Data records ::
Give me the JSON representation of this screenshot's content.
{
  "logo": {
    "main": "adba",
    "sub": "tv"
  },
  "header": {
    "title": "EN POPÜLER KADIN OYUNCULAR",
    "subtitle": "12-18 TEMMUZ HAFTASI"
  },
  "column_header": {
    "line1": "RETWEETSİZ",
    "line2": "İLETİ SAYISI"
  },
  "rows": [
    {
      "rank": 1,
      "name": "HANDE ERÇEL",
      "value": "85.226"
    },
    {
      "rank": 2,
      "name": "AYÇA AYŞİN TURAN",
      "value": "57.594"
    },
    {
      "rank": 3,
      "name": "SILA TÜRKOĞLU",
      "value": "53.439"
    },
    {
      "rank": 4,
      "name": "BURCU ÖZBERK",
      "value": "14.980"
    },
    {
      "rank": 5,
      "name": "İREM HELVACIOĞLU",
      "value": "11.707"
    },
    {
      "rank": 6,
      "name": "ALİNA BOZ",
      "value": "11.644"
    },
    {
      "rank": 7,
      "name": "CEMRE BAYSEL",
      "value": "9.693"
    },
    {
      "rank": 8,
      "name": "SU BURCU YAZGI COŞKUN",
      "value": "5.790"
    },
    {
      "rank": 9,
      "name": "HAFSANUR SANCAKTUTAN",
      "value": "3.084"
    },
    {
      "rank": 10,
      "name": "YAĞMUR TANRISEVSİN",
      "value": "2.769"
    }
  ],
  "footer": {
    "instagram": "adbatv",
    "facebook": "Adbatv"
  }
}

Exercise :: Only a number is expected here: the count of lines in the listing that hold the string "BURCU".

Output for this task :: 2